=== WHAT TO PRODUCE ===
Repeat the listing word for word. No pictures belong in the copy.
>> start SUPPLIED MATERIAL
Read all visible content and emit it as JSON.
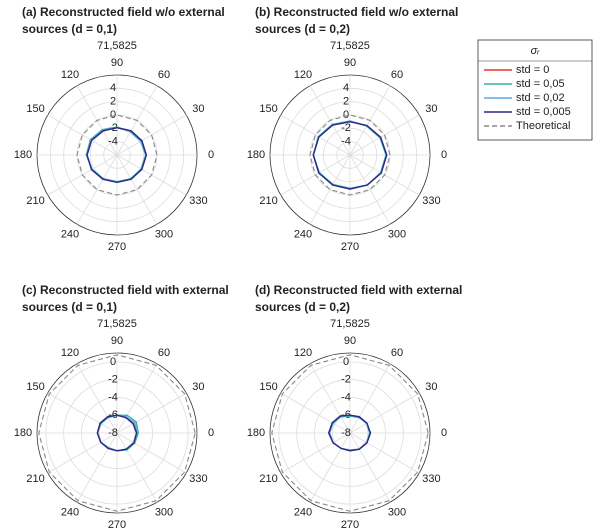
{
  "chart_data": [
    {
      "type": "polar",
      "title": [
        "(a) Reconstructed field w/o external",
        "sources (d = 0,1)"
      ],
      "subtitle": "71,5825",
      "legend_title": "σᵣ",
      "theta": [
        0,
        30,
        60,
        90,
        120,
        150,
        180,
        210,
        240,
        270,
        300,
        330
      ],
      "rlim": [
        -6,
        6
      ],
      "rticks": [
        4,
        2,
        0,
        -2,
        -4
      ],
      "grid": true,
      "series": [
        {
          "name": "std = 0",
          "color": "#e8332a",
          "dash": false,
          "values": [
            -1.6,
            -1.7,
            -1.8,
            -1.9,
            -1.8,
            -1.6,
            -1.5,
            -1.6,
            -1.8,
            -1.9,
            -1.8,
            -1.7
          ]
        },
        {
          "name": "std = 0,05",
          "color": "#35b3a6",
          "dash": false,
          "values": [
            -1.7,
            -1.9,
            -2.0,
            -1.8,
            -1.6,
            -1.4,
            -1.4,
            -1.7,
            -1.9,
            -2.0,
            -1.9,
            -1.8
          ]
        },
        {
          "name": "std = 0,02",
          "color": "#5aa9e6",
          "dash": false,
          "values": [
            -1.6,
            -1.8,
            -1.9,
            -1.9,
            -1.7,
            -1.5,
            -1.5,
            -1.6,
            -1.8,
            -1.9,
            -1.8,
            -1.7
          ]
        },
        {
          "name": "std = 0,005",
          "color": "#2b2a8c",
          "dash": false,
          "values": [
            -1.6,
            -1.7,
            -1.8,
            -1.9,
            -1.8,
            -1.6,
            -1.5,
            -1.6,
            -1.8,
            -1.9,
            -1.8,
            -1.7
          ]
        },
        {
          "name": "Theoretical",
          "color": "#888888",
          "dash": true,
          "values": [
            0,
            0,
            0,
            0,
            0,
            0,
            0,
            0,
            0,
            0,
            0,
            0
          ]
        }
      ]
    },
    {
      "type": "polar",
      "title": [
        "(b) Reconstructed field w/o external",
        "sources (d = 0,2)"
      ],
      "subtitle": "71,5825",
      "theta": [
        0,
        30,
        60,
        90,
        120,
        150,
        180,
        210,
        240,
        270,
        300,
        330
      ],
      "rlim": [
        -6,
        6
      ],
      "rticks": [
        4,
        2,
        0,
        -2,
        -4
      ],
      "grid": true,
      "series": [
        {
          "name": "std = 0",
          "color": "#e8332a",
          "dash": false,
          "values": [
            -0.5,
            -0.7,
            -0.9,
            -1.0,
            -0.8,
            -0.6,
            -0.5,
            -0.6,
            -0.8,
            -0.9,
            -0.8,
            -0.6
          ]
        },
        {
          "name": "std = 0,05",
          "color": "#35b3a6",
          "dash": false,
          "values": [
            -0.6,
            -0.8,
            -1.0,
            -0.9,
            -0.7,
            -0.5,
            -0.5,
            -0.7,
            -0.9,
            -1.0,
            -0.8,
            -0.7
          ]
        },
        {
          "name": "std = 0,02",
          "color": "#5aa9e6",
          "dash": false,
          "values": [
            -0.5,
            -0.7,
            -0.9,
            -0.9,
            -0.8,
            -0.6,
            -0.5,
            -0.6,
            -0.8,
            -0.9,
            -0.8,
            -0.6
          ]
        },
        {
          "name": "std = 0,005",
          "color": "#2b2a8c",
          "dash": false,
          "values": [
            -0.5,
            -0.7,
            -0.9,
            -1.0,
            -0.8,
            -0.6,
            -0.5,
            -0.6,
            -0.8,
            -0.9,
            -0.8,
            -0.6
          ]
        },
        {
          "name": "Theoretical",
          "color": "#888888",
          "dash": true,
          "values": [
            0,
            0,
            0,
            0,
            0,
            0,
            0,
            0,
            0,
            0,
            0,
            0
          ]
        }
      ]
    },
    {
      "type": "polar",
      "title": [
        "(c) Reconstructed field with external",
        "sources (d = 0,1)"
      ],
      "subtitle": "71,5825",
      "theta": [
        0,
        30,
        60,
        90,
        120,
        150,
        180,
        210,
        240,
        270,
        300,
        330
      ],
      "rlim": [
        -8,
        1
      ],
      "rticks": [
        0,
        -2,
        -4,
        -6,
        -8
      ],
      "grid": true,
      "series": [
        {
          "name": "std = 0",
          "color": "#e8332a",
          "dash": false,
          "values": [
            -5.8,
            -5.9,
            -6.0,
            -6.0,
            -5.9,
            -5.8,
            -5.8,
            -5.9,
            -6.0,
            -6.0,
            -5.9,
            -5.8
          ]
        },
        {
          "name": "std = 0,05",
          "color": "#35b3a6",
          "dash": false,
          "values": [
            -5.6,
            -5.5,
            -5.7,
            -6.0,
            -6.0,
            -5.9,
            -5.8,
            -5.9,
            -6.1,
            -6.0,
            -5.8,
            -5.7
          ]
        },
        {
          "name": "std = 0,02",
          "color": "#5aa9e6",
          "dash": false,
          "values": [
            -5.7,
            -5.7,
            -5.9,
            -6.0,
            -5.9,
            -5.8,
            -5.8,
            -5.9,
            -6.0,
            -6.0,
            -5.9,
            -5.8
          ]
        },
        {
          "name": "std = 0,005",
          "color": "#2b2a8c",
          "dash": false,
          "values": [
            -5.8,
            -5.9,
            -6.0,
            -6.0,
            -5.9,
            -5.8,
            -5.8,
            -5.9,
            -6.0,
            -6.0,
            -5.9,
            -5.8
          ]
        },
        {
          "name": "Theoretical",
          "color": "#888888",
          "dash": true,
          "values": [
            0.8,
            0.8,
            0.8,
            0.8,
            0.8,
            0.8,
            0.8,
            0.8,
            0.8,
            0.8,
            0.8,
            0.8
          ]
        }
      ]
    },
    {
      "type": "polar",
      "title": [
        "(d) Reconstructed field with external",
        "sources (d = 0,2)"
      ],
      "subtitle": "71,5825",
      "theta": [
        0,
        30,
        60,
        90,
        120,
        150,
        180,
        210,
        240,
        270,
        300,
        330
      ],
      "rlim": [
        -8,
        1
      ],
      "rticks": [
        0,
        -2,
        -4,
        -6,
        -8
      ],
      "grid": true,
      "series": [
        {
          "name": "std = 0",
          "color": "#e8332a",
          "dash": false,
          "values": [
            -5.7,
            -5.8,
            -5.9,
            -6.0,
            -5.8,
            -5.7,
            -5.6,
            -5.8,
            -6.0,
            -6.0,
            -5.9,
            -5.8
          ]
        },
        {
          "name": "std = 0,05",
          "color": "#35b3a6",
          "dash": false,
          "values": [
            -5.8,
            -5.8,
            -6.0,
            -6.1,
            -5.9,
            -5.8,
            -5.7,
            -5.8,
            -6.0,
            -6.1,
            -5.9,
            -5.8
          ]
        },
        {
          "name": "std = 0,02",
          "color": "#5aa9e6",
          "dash": false,
          "values": [
            -5.7,
            -5.8,
            -5.9,
            -6.0,
            -5.9,
            -5.7,
            -5.7,
            -5.8,
            -6.0,
            -6.0,
            -5.9,
            -5.8
          ]
        },
        {
          "name": "std = 0,005",
          "color": "#2b2a8c",
          "dash": false,
          "values": [
            -5.7,
            -5.8,
            -5.9,
            -6.0,
            -5.8,
            -5.7,
            -5.6,
            -5.8,
            -6.0,
            -6.0,
            -5.9,
            -5.8
          ]
        },
        {
          "name": "Theoretical",
          "color": "#888888",
          "dash": true,
          "values": [
            0.8,
            0.8,
            0.8,
            0.8,
            0.8,
            0.8,
            0.8,
            0.8,
            0.8,
            0.8,
            0.8,
            0.8
          ]
        }
      ]
    }
  ]
}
>> end SUPPLIED MATERIAL
=== SOLUTION BELOW ===
Read all visible content and emit it as JSON.
{
  "chart_data": [
    {
      "type": "polar",
      "title": [
        "(a) Reconstructed field w/o external",
        "sources (d = 0,1)"
      ],
      "subtitle": "71,5825",
      "legend_title": "σᵣ",
      "theta": [
        0,
        30,
        60,
        90,
        120,
        150,
        180,
        210,
        240,
        270,
        300,
        330
      ],
      "rlim": [
        -6,
        6
      ],
      "rticks": [
        4,
        2,
        0,
        -2,
        -4
      ],
      "grid": true,
      "series": [
        {
          "name": "std = 0",
          "color": "#e8332a",
          "dash": false,
          "values": [
            -1.6,
            -1.7,
            -1.8,
            -1.9,
            -1.8,
            -1.6,
            -1.5,
            -1.6,
            -1.8,
            -1.9,
            -1.8,
            -1.7
          ]
        },
        {
          "name": "std = 0,05",
          "color": "#35b3a6",
          "dash": false,
          "values": [
            -1.7,
            -1.9,
            -2.0,
            -1.8,
            -1.6,
            -1.4,
            -1.4,
            -1.7,
            -1.9,
            -2.0,
            -1.9,
            -1.8
          ]
        },
        {
          "name": "std = 0,02",
          "color": "#5aa9e6",
          "dash": false,
          "values": [
            -1.6,
            -1.8,
            -1.9,
            -1.9,
            -1.7,
            -1.5,
            -1.5,
            -1.6,
            -1.8,
            -1.9,
            -1.8,
            -1.7
          ]
        },
        {
          "name": "std = 0,005",
          "color": "#2b2a8c",
          "dash": false,
          "values": [
            -1.6,
            -1.7,
            -1.8,
            -1.9,
            -1.8,
            -1.6,
            -1.5,
            -1.6,
            -1.8,
            -1.9,
            -1.8,
            -1.7
          ]
        },
        {
          "name": "Theoretical",
          "color": "#888888",
          "dash": true,
          "values": [
            0,
            0,
            0,
            0,
            0,
            0,
            0,
            0,
            0,
            0,
            0,
            0
          ]
        }
      ]
    },
    {
      "type": "polar",
      "title": [
        "(b) Reconstructed field w/o external",
        "sources (d = 0,2)"
      ],
      "subtitle": "71,5825",
      "theta": [
        0,
        30,
        60,
        90,
        120,
        150,
        180,
        210,
        240,
        270,
        300,
        330
      ],
      "rlim": [
        -6,
        6
      ],
      "rticks": [
        4,
        2,
        0,
        -2,
        -4
      ],
      "grid": true,
      "series": [
        {
          "name": "std = 0",
          "color": "#e8332a",
          "dash": false,
          "values": [
            -0.5,
            -0.7,
            -0.9,
            -1.0,
            -0.8,
            -0.6,
            -0.5,
            -0.6,
            -0.8,
            -0.9,
            -0.8,
            -0.6
          ]
        },
        {
          "name": "std = 0,05",
          "color": "#35b3a6",
          "dash": false,
          "values": [
            -0.6,
            -0.8,
            -1.0,
            -0.9,
            -0.7,
            -0.5,
            -0.5,
            -0.7,
            -0.9,
            -1.0,
            -0.8,
            -0.7
          ]
        },
        {
          "name": "std = 0,02",
          "color": "#5aa9e6",
          "dash": false,
          "values": [
            -0.5,
            -0.7,
            -0.9,
            -0.9,
            -0.8,
            -0.6,
            -0.5,
            -0.6,
            -0.8,
            -0.9,
            -0.8,
            -0.6
          ]
        },
        {
          "name": "std = 0,005",
          "color": "#2b2a8c",
          "dash": false,
          "values": [
            -0.5,
            -0.7,
            -0.9,
            -1.0,
            -0.8,
            -0.6,
            -0.5,
            -0.6,
            -0.8,
            -0.9,
            -0.8,
            -0.6
          ]
        },
        {
          "name": "Theoretical",
          "color": "#888888",
          "dash": true,
          "values": [
            0,
            0,
            0,
            0,
            0,
            0,
            0,
            0,
            0,
            0,
            0,
            0
          ]
        }
      ]
    },
    {
      "type": "polar",
      "title": [
        "(c) Reconstructed field with external",
        "sources (d = 0,1)"
      ],
      "subtitle": "71,5825",
      "theta": [
        0,
        30,
        60,
        90,
        120,
        150,
        180,
        210,
        240,
        270,
        300,
        330
      ],
      "rlim": [
        -8,
        1
      ],
      "rticks": [
        0,
        -2,
        -4,
        -6,
        -8
      ],
      "grid": true,
      "series": [
        {
          "name": "std = 0",
          "color": "#e8332a",
          "dash": false,
          "values": [
            -5.8,
            -5.9,
            -6.0,
            -6.0,
            -5.9,
            -5.8,
            -5.8,
            -5.9,
            -6.0,
            -6.0,
            -5.9,
            -5.8
          ]
        },
        {
          "name": "std = 0,05",
          "color": "#35b3a6",
          "dash": false,
          "values": [
            -5.6,
            -5.5,
            -5.7,
            -6.0,
            -6.0,
            -5.9,
            -5.8,
            -5.9,
            -6.1,
            -6.0,
            -5.8,
            -5.7
          ]
        },
        {
          "name": "std = 0,02",
          "color": "#5aa9e6",
          "dash": false,
          "values": [
            -5.7,
            -5.7,
            -5.9,
            -6.0,
            -5.9,
            -5.8,
            -5.8,
            -5.9,
            -6.0,
            -6.0,
            -5.9,
            -5.8
          ]
        },
        {
          "name": "std = 0,005",
          "color": "#2b2a8c",
          "dash": false,
          "values": [
            -5.8,
            -5.9,
            -6.0,
            -6.0,
            -5.9,
            -5.8,
            -5.8,
            -5.9,
            -6.0,
            -6.0,
            -5.9,
            -5.8
          ]
        },
        {
          "name": "Theoretical",
          "color": "#888888",
          "dash": true,
          "values": [
            0.8,
            0.8,
            0.8,
            0.8,
            0.8,
            0.8,
            0.8,
            0.8,
            0.8,
            0.8,
            0.8,
            0.8
          ]
        }
      ]
    },
    {
      "type": "polar",
      "title": [
        "(d) Reconstructed field with external",
        "sources (d = 0,2)"
      ],
      "subtitle": "71,5825",
      "theta": [
        0,
        30,
        60,
        90,
        120,
        150,
        180,
        210,
        240,
        270,
        300,
        330
      ],
      "rlim": [
        -8,
        1
      ],
      "rticks": [
        0,
        -2,
        -4,
        -6,
        -8
      ],
      "grid": true,
      "series": [
        {
          "name": "std = 0",
          "color": "#e8332a",
          "dash": false,
          "values": [
            -5.7,
            -5.8,
            -5.9,
            -6.0,
            -5.8,
            -5.7,
            -5.6,
            -5.8,
            -6.0,
            -6.0,
            -5.9,
            -5.8
          ]
        },
        {
          "name": "std = 0,05",
          "color": "#35b3a6",
          "dash": false,
          "values": [
            -5.8,
            -5.8,
            -6.0,
            -6.1,
            -5.9,
            -5.8,
            -5.7,
            -5.8,
            -6.0,
            -6.1,
            -5.9,
            -5.8
          ]
        },
        {
          "name": "std = 0,02",
          "color": "#5aa9e6",
          "dash": false,
          "values": [
            -5.7,
            -5.8,
            -5.9,
            -6.0,
            -5.9,
            -5.7,
            -5.7,
            -5.8,
            -6.0,
            -6.0,
            -5.9,
            -5.8
          ]
        },
        {
          "name": "std = 0,005",
          "color": "#2b2a8c",
          "dash": false,
          "values": [
            -5.7,
            -5.8,
            -5.9,
            -6.0,
            -5.8,
            -5.7,
            -5.6,
            -5.8,
            -6.0,
            -6.0,
            -5.9,
            -5.8
          ]
        },
        {
          "name": "Theoretical",
          "color": "#888888",
          "dash": true,
          "values": [
            0.8,
            0.8,
            0.8,
            0.8,
            0.8,
            0.8,
            0.8,
            0.8,
            0.8,
            0.8,
            0.8,
            0.8
          ]
        }
      ]
    }
  ]
}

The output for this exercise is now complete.